§ **What to do**: Make an exact copy of the records, dropping all pictures.

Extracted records
>> BEGIN

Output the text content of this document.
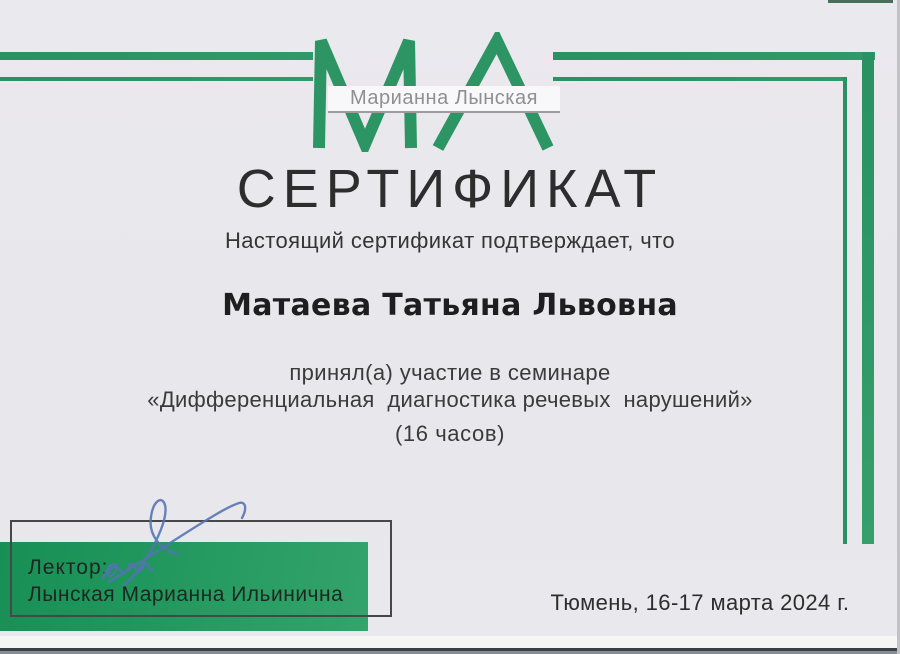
Марианна Лынская
СЕРТИФИКАТ
Настоящий сертификат подтверждает, что
Матаева Татьяна Львовна
принял(а) участие в семинаре
«Дифференциальная  диагностика речевых  нарушений»
(16 часов)
Лектор:
Лынская Марианна Ильинична	Тюмень, 16-17 марта 2024 г.
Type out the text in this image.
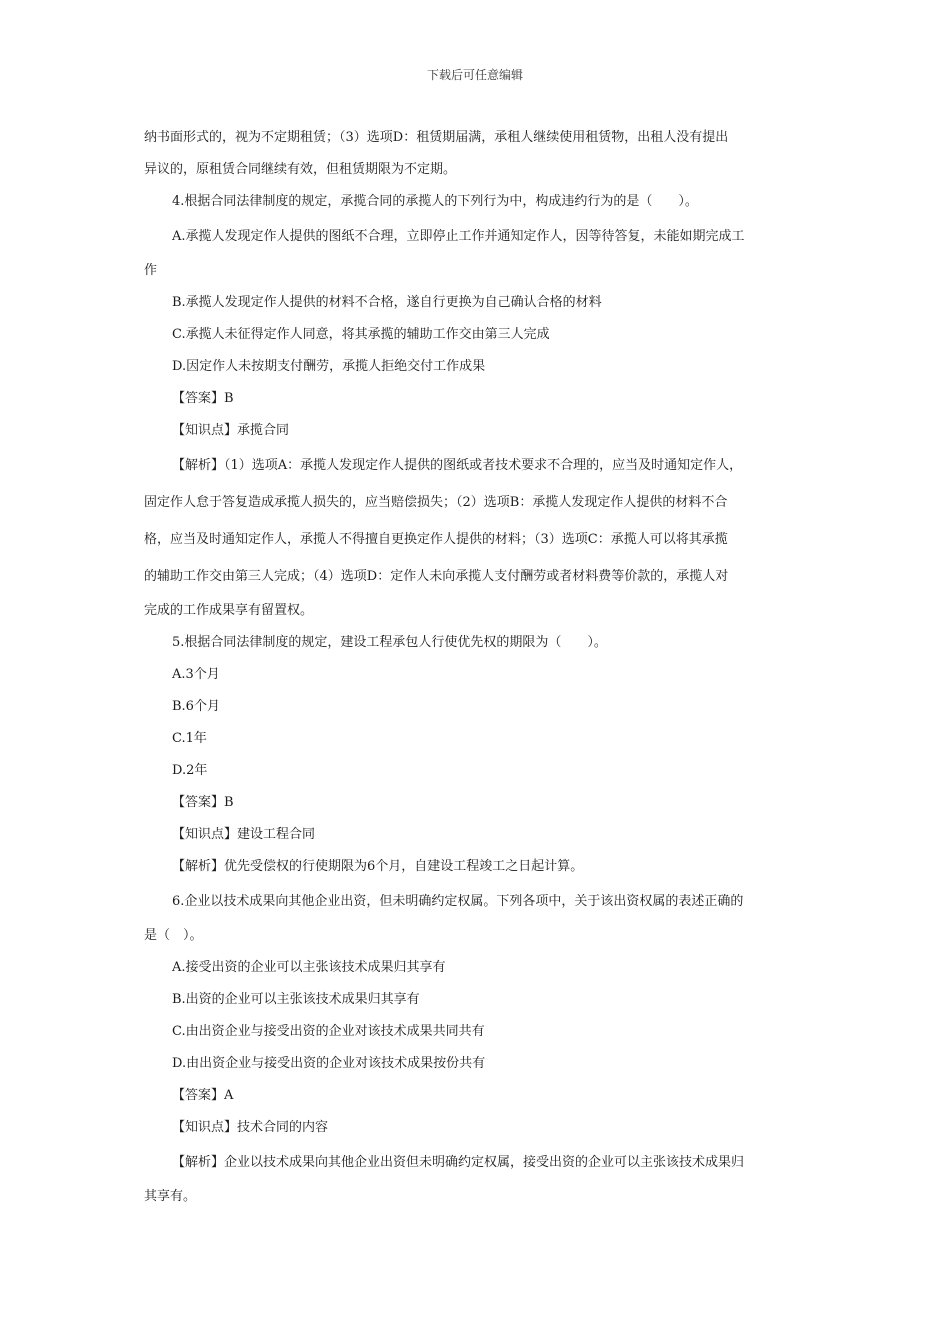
下载后可任意编辑

纳书面形式的，视为不定期租赁；（3）选项D：租赁期届满，承租人继续使用租赁物，出租人没有提出

异议的，原租赁合同继续有效，但租赁期限为不定期。

4.根据合同法律制度的规定，承揽合同的承揽人的下列行为中，构成违约行为的是（　　）。

A.承揽人发现定作人提供的图纸不合理，立即停止工作并通知定作人，因等待答复，未能如期完成工

作

B.承揽人发现定作人提供的材料不合格，遂自行更换为自己确认合格的材料

C.承揽人未征得定作人同意，将其承揽的辅助工作交由第三人完成

D.因定作人未按期支付酬劳，承揽人拒绝交付工作成果

【答案】B

【知识点】承揽合同

【解析】（1）选项A：承揽人发现定作人提供的图纸或者技术要求不合理的，应当及时通知定作人，

固定作人怠于答复造成承揽人损失的，应当赔偿损失；（2）选项B：承揽人发现定作人提供的材料不合

格，应当及时通知定作人，承揽人不得擅自更换定作人提供的材料；（3）选项C：承揽人可以将其承揽

的辅助工作交由第三人完成；（4）选项D：定作人未向承揽人支付酬劳或者材料费等价款的，承揽人对

完成的工作成果享有留置权。

5.根据合同法律制度的规定，建设工程承包人行使优先权的期限为（　　）。

A.3个月

B.6个月

C.1年

D.2年

【答案】B

【知识点】建设工程合同

【解析】优先受偿权的行使期限为6个月，自建设工程竣工之日起计算。

6.企业以技术成果向其他企业出资，但未明确约定权属。下列各项中，关于该出资权属的表述正确的

是（　）。

A.接受出资的企业可以主张该技术成果归其享有

B.出资的企业可以主张该技术成果归其享有

C.由出资企业与接受出资的企业对该技术成果共同共有

D.由出资企业与接受出资的企业对该技术成果按份共有

【答案】A

【知识点】技术合同的内容

【解析】企业以技术成果向其他企业出资但未明确约定权属，接受出资的企业可以主张该技术成果归

其享有。
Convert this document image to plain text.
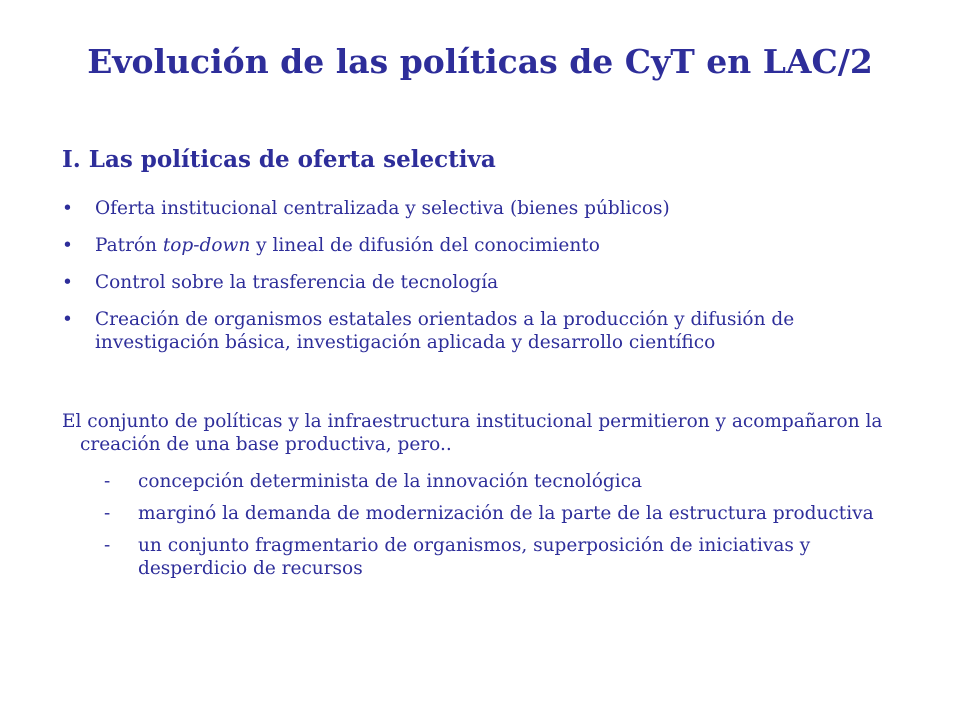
Evolución de las políticas de CyT en LAC/2
I. Las políticas de oferta selectiva
• Oferta institucional centralizada y selectiva (bienes públicos)
• Patrón top-down y lineal de difusión del conocimiento
• Control sobre la trasferencia de tecnología
• Creación de organismos estatales orientados a la producción y difusión de investigación básica, investigación aplicada y desarrollo científico
El conjunto de políticas y la infraestructura institucional permitieron y acompañaron la creación de una base productiva, pero..
- concepción determinista de la innovación tecnológica
- marginó la demanda de modernización de la parte de la estructura productiva
- un conjunto fragmentario de organismos, superposición de iniciativas y desperdicio de recursos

>> END

§ **Result for this task**:
Output the text content of this document.
Марианна Лынская
СЕРТИФИКАТ
Настоящий сертификат подтверждает, что
Матаева Татьяна Львовна
принял(а) участие в семинаре
«Дифференциальная  диагностика речевых  нарушений»
(16 часов)
Лектор:
Лынская Марианна Ильинична	Тюмень, 16-17 марта 2024 г.
Type out the text in this image.
下载后可任意编辑

纳书面形式的，视为不定期租赁；（3）选项D：租赁期届满，承租人继续使用租赁物，出租人没有提出

异议的，原租赁合同继续有效，但租赁期限为不定期。

4.根据合同法律制度的规定，承揽合同的承揽人的下列行为中，构成违约行为的是（　　）。

A.承揽人发现定作人提供的图纸不合理，立即停止工作并通知定作人，因等待答复，未能如期完成工

作

B.承揽人发现定作人提供的材料不合格，遂自行更换为自己确认合格的材料

C.承揽人未征得定作人同意，将其承揽的辅助工作交由第三人完成

D.因定作人未按期支付酬劳，承揽人拒绝交付工作成果

【答案】B

【知识点】承揽合同

【解析】（1）选项A：承揽人发现定作人提供的图纸或者技术要求不合理的，应当及时通知定作人，

固定作人怠于答复造成承揽人损失的，应当赔偿损失；（2）选项B：承揽人发现定作人提供的材料不合

格，应当及时通知定作人，承揽人不得擅自更换定作人提供的材料；（3）选项C：承揽人可以将其承揽

的辅助工作交由第三人完成；（4）选项D：定作人未向承揽人支付酬劳或者材料费等价款的，承揽人对

完成的工作成果享有留置权。

5.根据合同法律制度的规定，建设工程承包人行使优先权的期限为（　　）。

A.3个月

B.6个月

C.1年

D.2年

【答案】B

【知识点】建设工程合同

【解析】优先受偿权的行使期限为6个月，自建设工程竣工之日起计算。

6.企业以技术成果向其他企业出资，但未明确约定权属。下列各项中，关于该出资权属的表述正确的

是（　）。

A.接受出资的企业可以主张该技术成果归其享有

B.出资的企业可以主张该技术成果归其享有

C.由出资企业与接受出资的企业对该技术成果共同共有

D.由出资企业与接受出资的企业对该技术成果按份共有

【答案】A

【知识点】技术合同的内容

【解析】企业以技术成果向其他企业出资但未明确约定权属，接受出资的企业可以主张该技术成果归

其享有。
Convert this document image to plain text.
Evolución de las políticas de CyT en LAC/2
I. Las políticas de oferta selectiva
• Oferta institucional centralizada y selectiva (bienes públicos)
• Patrón top-down y lineal de difusión del conocimiento
• Control sobre la trasferencia de tecnología
• Creación de organismos estatales orientados a la producción y difusión de investigación básica, investigación aplicada y desarrollo científico
El conjunto de políticas y la infraestructura institucional permitieron y acompañaron la creación de una base productiva, pero..
- concepción determinista de la innovación tecnológica
- marginó la demanda de modernización de la parte de la estructura productiva
- un conjunto fragmentario de organismos, superposición de iniciativas y desperdicio de recursos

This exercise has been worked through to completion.